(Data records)
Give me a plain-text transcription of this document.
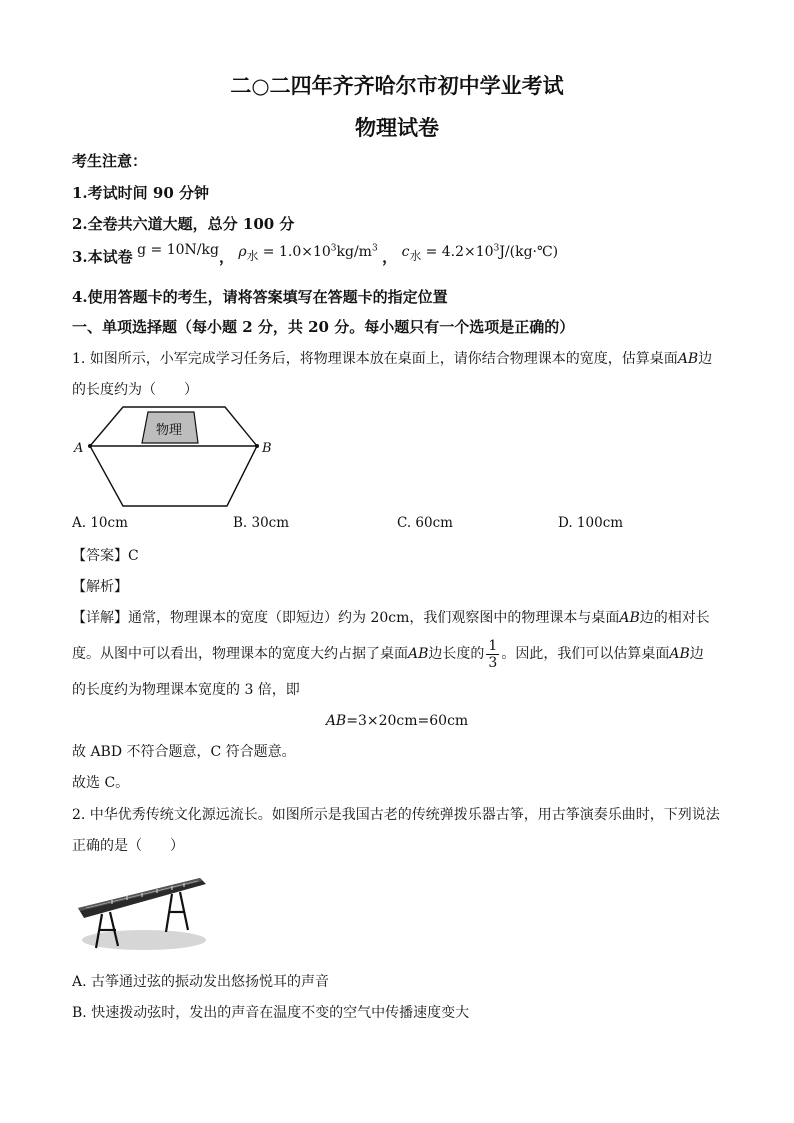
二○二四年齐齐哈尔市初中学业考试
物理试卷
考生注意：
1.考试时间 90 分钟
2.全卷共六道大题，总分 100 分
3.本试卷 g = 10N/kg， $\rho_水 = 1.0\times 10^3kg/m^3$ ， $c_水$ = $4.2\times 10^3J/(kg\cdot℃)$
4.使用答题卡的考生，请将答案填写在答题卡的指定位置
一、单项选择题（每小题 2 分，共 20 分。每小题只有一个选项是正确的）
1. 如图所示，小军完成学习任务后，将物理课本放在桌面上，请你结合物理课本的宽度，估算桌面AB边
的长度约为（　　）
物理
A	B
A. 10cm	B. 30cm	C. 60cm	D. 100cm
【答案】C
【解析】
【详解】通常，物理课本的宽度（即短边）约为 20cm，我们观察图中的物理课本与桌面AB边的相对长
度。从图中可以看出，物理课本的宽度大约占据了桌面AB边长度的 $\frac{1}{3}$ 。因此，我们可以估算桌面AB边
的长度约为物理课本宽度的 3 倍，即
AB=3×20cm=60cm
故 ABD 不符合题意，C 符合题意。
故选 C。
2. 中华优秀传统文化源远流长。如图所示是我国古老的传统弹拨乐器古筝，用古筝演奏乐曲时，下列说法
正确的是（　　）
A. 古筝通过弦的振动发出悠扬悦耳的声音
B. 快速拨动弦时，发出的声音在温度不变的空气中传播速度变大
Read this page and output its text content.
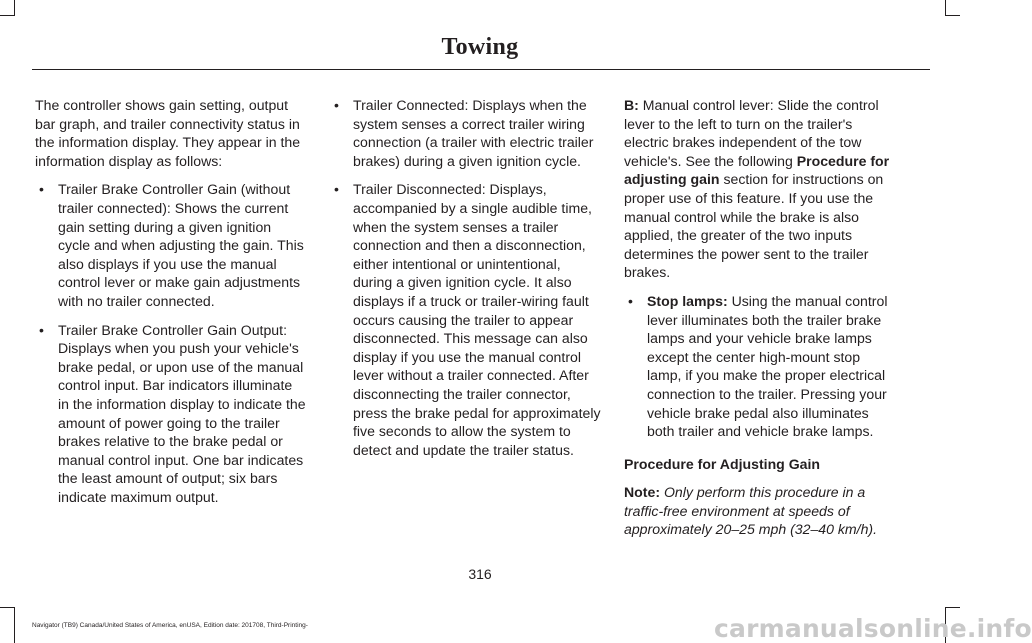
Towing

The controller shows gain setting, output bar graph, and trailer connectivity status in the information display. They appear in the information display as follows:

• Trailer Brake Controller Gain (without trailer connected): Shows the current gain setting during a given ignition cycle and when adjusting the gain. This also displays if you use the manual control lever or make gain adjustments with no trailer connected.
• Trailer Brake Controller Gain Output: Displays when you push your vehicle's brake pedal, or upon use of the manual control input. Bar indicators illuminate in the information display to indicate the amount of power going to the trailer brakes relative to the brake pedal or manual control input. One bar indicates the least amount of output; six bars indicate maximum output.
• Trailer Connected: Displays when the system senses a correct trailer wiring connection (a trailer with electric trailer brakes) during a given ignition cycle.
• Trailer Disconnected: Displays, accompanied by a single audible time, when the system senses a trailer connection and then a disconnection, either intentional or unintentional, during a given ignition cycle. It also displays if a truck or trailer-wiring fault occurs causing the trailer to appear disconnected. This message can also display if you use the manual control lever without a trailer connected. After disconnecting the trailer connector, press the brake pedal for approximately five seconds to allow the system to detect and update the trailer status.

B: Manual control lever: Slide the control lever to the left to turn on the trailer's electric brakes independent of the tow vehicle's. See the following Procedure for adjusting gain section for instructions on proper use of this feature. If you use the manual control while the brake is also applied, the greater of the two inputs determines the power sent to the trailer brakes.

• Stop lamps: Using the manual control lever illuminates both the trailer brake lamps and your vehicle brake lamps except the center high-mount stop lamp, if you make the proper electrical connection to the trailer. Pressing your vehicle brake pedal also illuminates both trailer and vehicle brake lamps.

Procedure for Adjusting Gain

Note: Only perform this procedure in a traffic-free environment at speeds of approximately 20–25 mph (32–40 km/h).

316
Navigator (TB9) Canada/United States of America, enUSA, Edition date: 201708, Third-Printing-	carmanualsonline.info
==
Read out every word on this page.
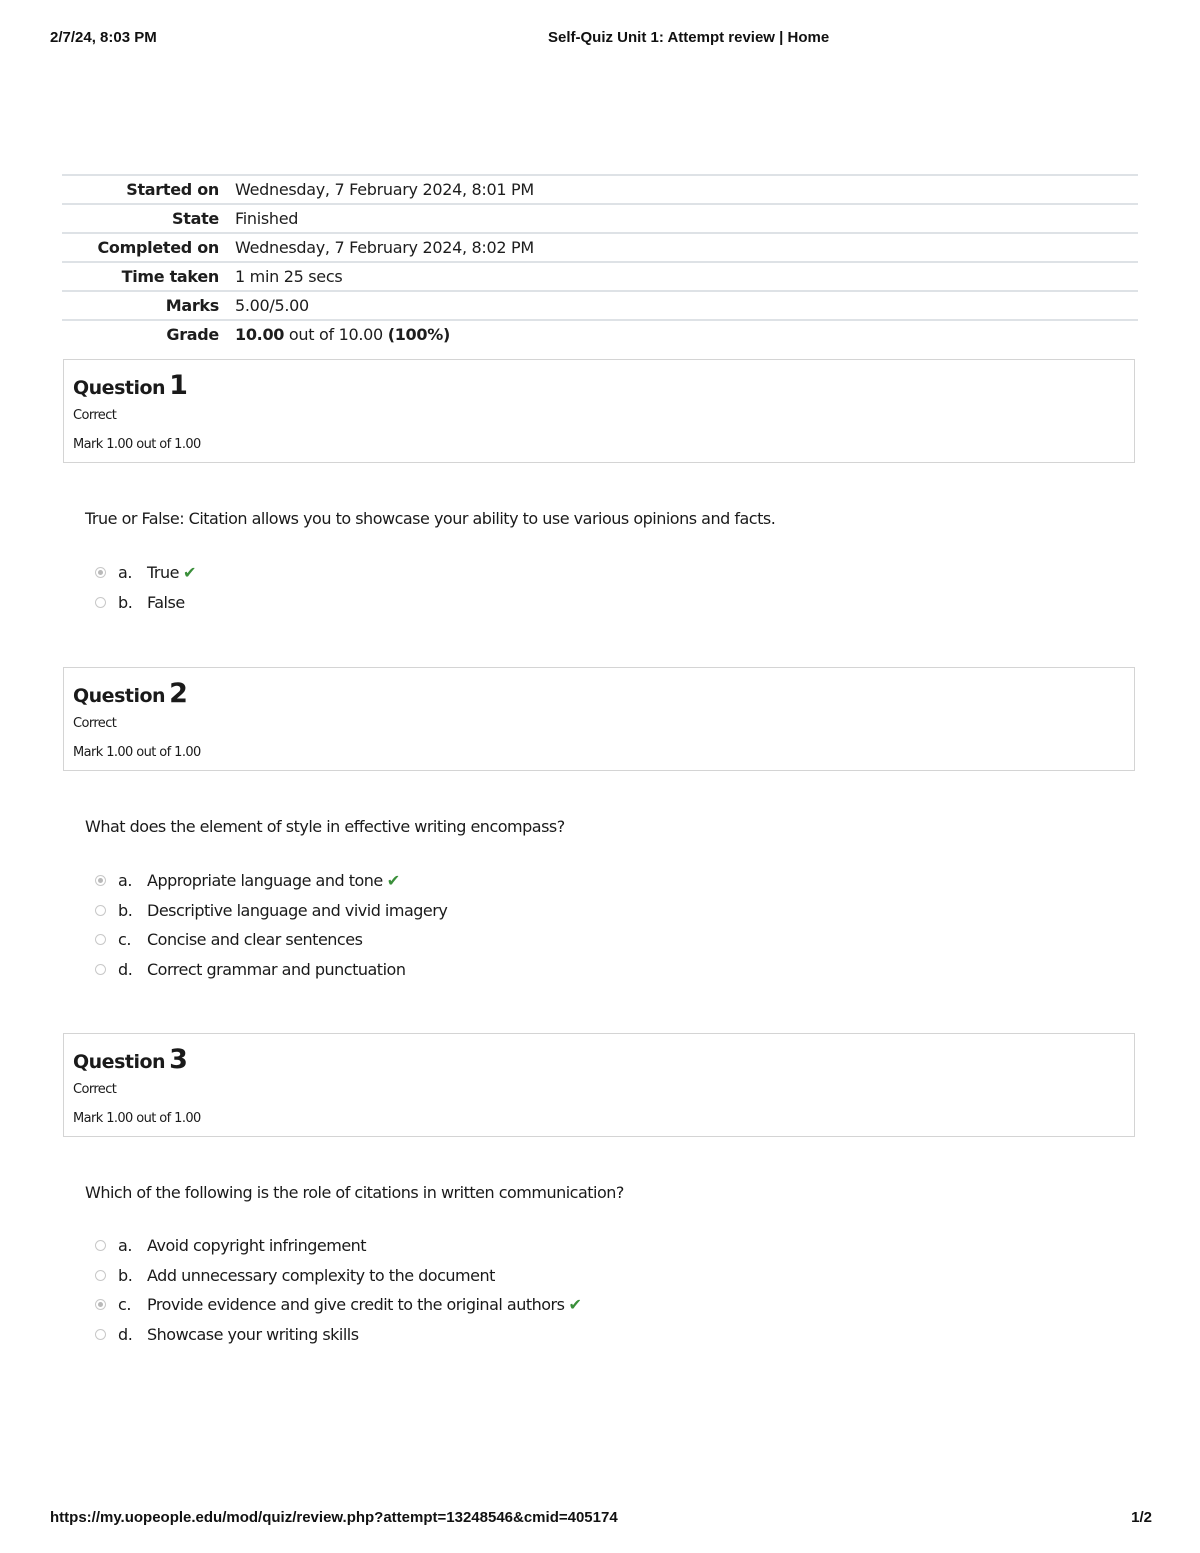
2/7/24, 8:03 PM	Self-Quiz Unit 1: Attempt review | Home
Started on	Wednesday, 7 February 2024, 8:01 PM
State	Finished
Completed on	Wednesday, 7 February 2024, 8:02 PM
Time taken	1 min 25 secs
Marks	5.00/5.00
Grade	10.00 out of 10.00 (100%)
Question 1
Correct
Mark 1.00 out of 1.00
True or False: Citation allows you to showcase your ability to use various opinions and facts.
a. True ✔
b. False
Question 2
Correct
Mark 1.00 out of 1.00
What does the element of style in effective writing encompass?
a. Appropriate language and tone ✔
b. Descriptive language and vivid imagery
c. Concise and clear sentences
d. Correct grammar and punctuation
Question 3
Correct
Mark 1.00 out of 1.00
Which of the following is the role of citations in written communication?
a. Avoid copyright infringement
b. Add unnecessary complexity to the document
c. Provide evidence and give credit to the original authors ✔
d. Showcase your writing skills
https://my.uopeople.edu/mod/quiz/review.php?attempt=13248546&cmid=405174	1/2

Written instruction - Some lines of the data above may hold the word "Wednesday"; report how many do, and nothing else.

The output - 2